* Begin MATERIAL FOR THIS TASK *

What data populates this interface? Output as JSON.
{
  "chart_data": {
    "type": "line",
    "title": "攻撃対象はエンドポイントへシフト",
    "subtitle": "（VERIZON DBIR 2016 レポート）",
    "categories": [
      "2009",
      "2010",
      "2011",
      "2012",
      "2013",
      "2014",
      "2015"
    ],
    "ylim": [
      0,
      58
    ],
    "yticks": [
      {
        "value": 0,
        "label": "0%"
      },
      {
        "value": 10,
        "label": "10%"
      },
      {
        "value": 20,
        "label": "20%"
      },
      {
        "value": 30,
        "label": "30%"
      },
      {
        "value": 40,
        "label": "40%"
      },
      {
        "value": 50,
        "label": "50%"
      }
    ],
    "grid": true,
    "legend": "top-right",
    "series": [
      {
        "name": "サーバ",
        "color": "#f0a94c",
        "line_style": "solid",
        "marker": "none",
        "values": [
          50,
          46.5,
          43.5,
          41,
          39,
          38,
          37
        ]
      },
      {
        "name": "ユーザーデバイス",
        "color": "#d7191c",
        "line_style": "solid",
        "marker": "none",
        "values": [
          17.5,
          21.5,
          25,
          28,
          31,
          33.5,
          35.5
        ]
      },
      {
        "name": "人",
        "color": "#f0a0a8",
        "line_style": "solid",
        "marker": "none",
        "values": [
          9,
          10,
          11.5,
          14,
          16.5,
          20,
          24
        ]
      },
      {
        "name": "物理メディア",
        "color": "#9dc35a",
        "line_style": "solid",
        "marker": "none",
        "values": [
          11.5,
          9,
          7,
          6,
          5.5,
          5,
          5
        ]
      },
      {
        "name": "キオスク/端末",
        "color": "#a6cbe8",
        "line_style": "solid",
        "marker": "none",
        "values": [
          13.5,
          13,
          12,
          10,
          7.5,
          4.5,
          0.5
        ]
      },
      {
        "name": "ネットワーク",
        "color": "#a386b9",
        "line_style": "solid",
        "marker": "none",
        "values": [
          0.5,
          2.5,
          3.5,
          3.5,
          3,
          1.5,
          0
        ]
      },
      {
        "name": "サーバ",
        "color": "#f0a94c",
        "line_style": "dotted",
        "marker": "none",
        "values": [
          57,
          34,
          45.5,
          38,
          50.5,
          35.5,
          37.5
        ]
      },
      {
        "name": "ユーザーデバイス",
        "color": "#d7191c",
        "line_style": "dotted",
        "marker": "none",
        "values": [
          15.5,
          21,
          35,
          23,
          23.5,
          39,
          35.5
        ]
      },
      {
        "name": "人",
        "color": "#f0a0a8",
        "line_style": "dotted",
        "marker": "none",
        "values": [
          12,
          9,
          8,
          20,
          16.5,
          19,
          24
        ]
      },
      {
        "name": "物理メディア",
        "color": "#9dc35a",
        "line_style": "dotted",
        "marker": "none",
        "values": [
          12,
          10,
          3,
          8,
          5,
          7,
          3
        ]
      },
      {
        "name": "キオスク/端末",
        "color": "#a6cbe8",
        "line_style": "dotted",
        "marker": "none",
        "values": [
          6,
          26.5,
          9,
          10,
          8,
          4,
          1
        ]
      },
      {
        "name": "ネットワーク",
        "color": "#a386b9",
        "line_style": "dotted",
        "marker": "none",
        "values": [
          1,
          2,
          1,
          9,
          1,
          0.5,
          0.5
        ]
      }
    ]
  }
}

* End MATERIAL FOR THIS TASK *

* WHAT IS NEEDED
Give every line of the material again, exactly as it reads.

* RESPONSE TO THE TASK
What data populates this interface? Output as JSON.
{
  "chart_data": {
    "type": "line",
    "title": "攻撃対象はエンドポイントへシフト",
    "subtitle": "（VERIZON DBIR 2016 レポート）",
    "categories": [
      "2009",
      "2010",
      "2011",
      "2012",
      "2013",
      "2014",
      "2015"
    ],
    "ylim": [
      0,
      58
    ],
    "yticks": [
      {
        "value": 0,
        "label": "0%"
      },
      {
        "value": 10,
        "label": "10%"
      },
      {
        "value": 20,
        "label": "20%"
      },
      {
        "value": 30,
        "label": "30%"
      },
      {
        "value": 40,
        "label": "40%"
      },
      {
        "value": 50,
        "label": "50%"
      }
    ],
    "grid": true,
    "legend": "top-right",
    "series": [
      {
        "name": "サーバ",
        "color": "#f0a94c",
        "line_style": "solid",
        "marker": "none",
        "values": [
          50,
          46.5,
          43.5,
          41,
          39,
          38,
          37
        ]
      },
      {
        "name": "ユーザーデバイス",
        "color": "#d7191c",
        "line_style": "solid",
        "marker": "none",
        "values": [
          17.5,
          21.5,
          25,
          28,
          31,
          33.5,
          35.5
        ]
      },
      {
        "name": "人",
        "color": "#f0a0a8",
        "line_style": "solid",
        "marker": "none",
        "values": [
          9,
          10,
          11.5,
          14,
          16.5,
          20,
          24
        ]
      },
      {
        "name": "物理メディア",
        "color": "#9dc35a",
        "line_style": "solid",
        "marker": "none",
        "values": [
          11.5,
          9,
          7,
          6,
          5.5,
          5,
          5
        ]
      },
      {
        "name": "キオスク/端末",
        "color": "#a6cbe8",
        "line_style": "solid",
        "marker": "none",
        "values": [
          13.5,
          13,
          12,
          10,
          7.5,
          4.5,
          0.5
        ]
      },
      {
        "name": "ネットワーク",
        "color": "#a386b9",
        "line_style": "solid",
        "marker": "none",
        "values": [
          0.5,
          2.5,
          3.5,
          3.5,
          3,
          1.5,
          0
        ]
      },
      {
        "name": "サーバ",
        "color": "#f0a94c",
        "line_style": "dotted",
        "marker": "none",
        "values": [
          57,
          34,
          45.5,
          38,
          50.5,
          35.5,
          37.5
        ]
      },
      {
        "name": "ユーザーデバイス",
        "color": "#d7191c",
        "line_style": "dotted",
        "marker": "none",
        "values": [
          15.5,
          21,
          35,
          23,
          23.5,
          39,
          35.5
        ]
      },
      {
        "name": "人",
        "color": "#f0a0a8",
        "line_style": "dotted",
        "marker": "none",
        "values": [
          12,
          9,
          8,
          20,
          16.5,
          19,
          24
        ]
      },
      {
        "name": "物理メディア",
        "color": "#9dc35a",
        "line_style": "dotted",
        "marker": "none",
        "values": [
          12,
          10,
          3,
          8,
          5,
          7,
          3
        ]
      },
      {
        "name": "キオスク/端末",
        "color": "#a6cbe8",
        "line_style": "dotted",
        "marker": "none",
        "values": [
          6,
          26.5,
          9,
          10,
          8,
          4,
          1
        ]
      },
      {
        "name": "ネットワーク",
        "color": "#a386b9",
        "line_style": "dotted",
        "marker": "none",
        "values": [
          1,
          2,
          1,
          9,
          1,
          0.5,
          0.5
        ]
      }
    ]
  }
}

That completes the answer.